Requirements: Extract and list every line that contains the word "window".

Data entries:
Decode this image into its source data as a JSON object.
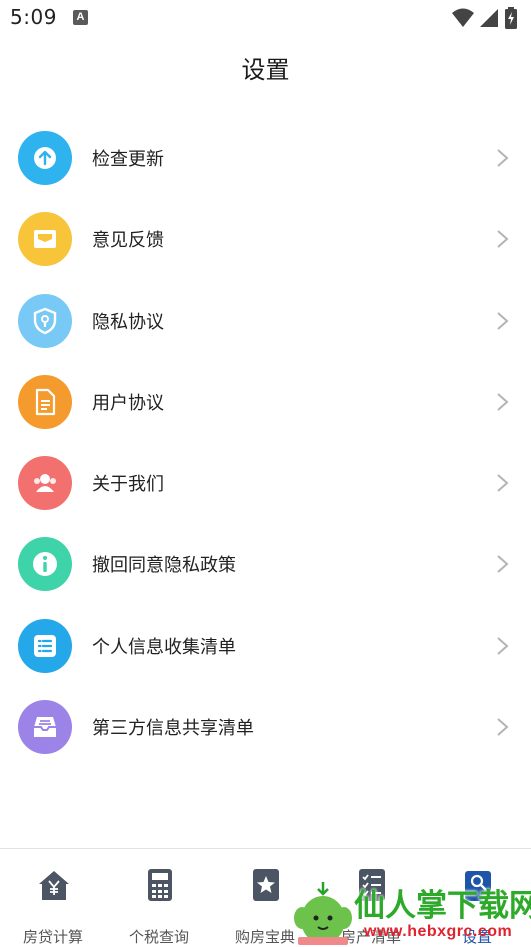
{
  "status_bar": {
    "time": "5:09",
    "notification_badge": "A"
  },
  "header": {
    "title": "设置"
  },
  "menu": {
    "items": [
      {
        "label": "检查更新",
        "icon": "upload-arrow-icon",
        "color": "#2fb3ef"
      },
      {
        "label": "意见反馈",
        "icon": "mail-icon",
        "color": "#f7c43a"
      },
      {
        "label": "隐私协议",
        "icon": "shield-icon",
        "color": "#79c9f6"
      },
      {
        "label": "用户协议",
        "icon": "document-icon",
        "color": "#f59b2d"
      },
      {
        "label": "关于我们",
        "icon": "people-icon",
        "color": "#f2716f"
      },
      {
        "label": "撤回同意隐私政策",
        "icon": "info-icon",
        "color": "#3fd3aa"
      },
      {
        "label": "个人信息收集清单",
        "icon": "list-icon",
        "color": "#24a8ea"
      },
      {
        "label": "第三方信息共享清单",
        "icon": "inbox-icon",
        "color": "#9c83e8"
      }
    ]
  },
  "tab_bar": {
    "tabs": [
      {
        "label": "房贷计算",
        "icon": "house-yen-icon"
      },
      {
        "label": "个税查询",
        "icon": "calculator-icon"
      },
      {
        "label": "购房宝典",
        "icon": "star-book-icon"
      },
      {
        "label": "房产清单",
        "icon": "checklist-icon"
      },
      {
        "label": "设置",
        "icon": "search-icon",
        "active": true
      }
    ]
  },
  "watermark": {
    "text": "仙人掌下载网",
    "url": "www.hebxgrc.com"
  }
}
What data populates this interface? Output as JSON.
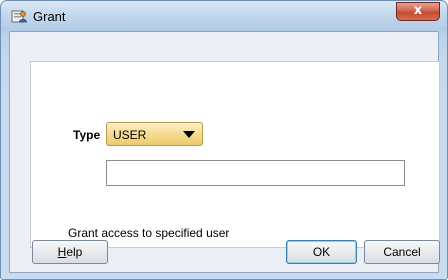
{
  "window": {
    "title": "Grant",
    "close_label": "x",
    "title_icon": "grant-window-icon"
  },
  "form": {
    "type_label": "Type",
    "type_value": "USER",
    "name_value": "",
    "description": "Grant access to specified user"
  },
  "buttons": {
    "help_mnemonic": "H",
    "help_rest": "elp",
    "ok": "OK",
    "cancel": "Cancel"
  }
}
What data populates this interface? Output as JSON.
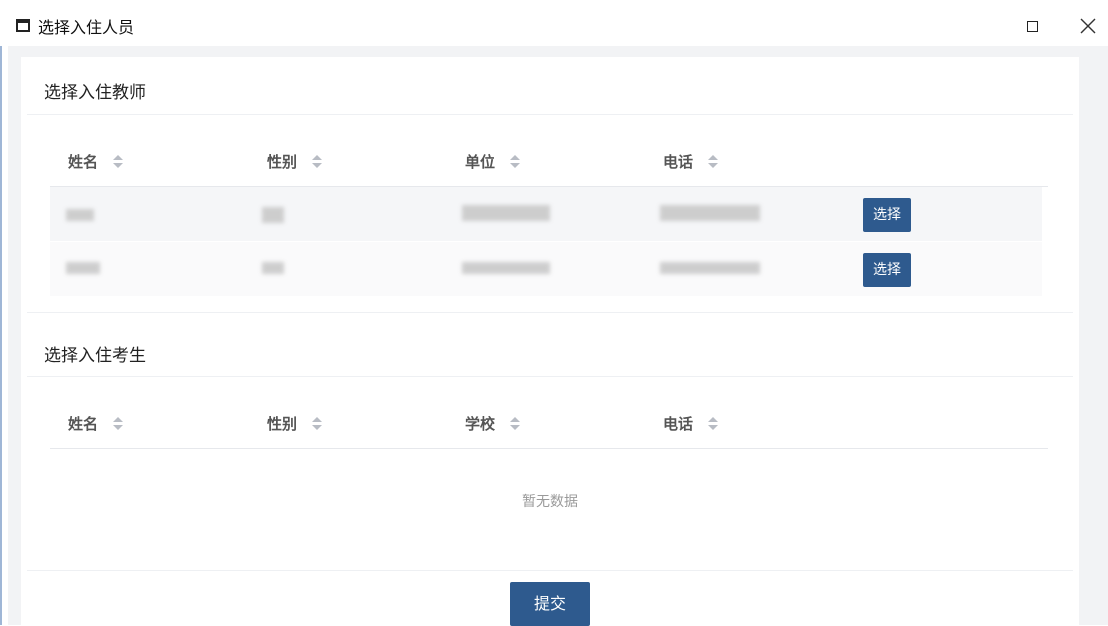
{
  "window": {
    "title": "选择入住人员",
    "icons": {
      "app": "window-icon",
      "maximize": "maximize-icon",
      "close": "close-icon"
    }
  },
  "teachers": {
    "title": "选择入住教师",
    "columns": [
      "姓名",
      "性别",
      "单位",
      "电话"
    ],
    "rows": [
      {
        "action": "选择"
      },
      {
        "action": "选择"
      }
    ]
  },
  "students": {
    "title": "选择入住考生",
    "columns": [
      "姓名",
      "性别",
      "学校",
      "电话"
    ],
    "empty_text": "暂无数据"
  },
  "submit_label": "提交",
  "colors": {
    "primary": "#2e5a8e",
    "background": "#f2f3f5",
    "row_highlight": "#f5f6f8"
  }
}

Response for this exercise:
  "window": {
    "title_icon": "grant-window-icon"
  "window": {
      "app": "window-icon",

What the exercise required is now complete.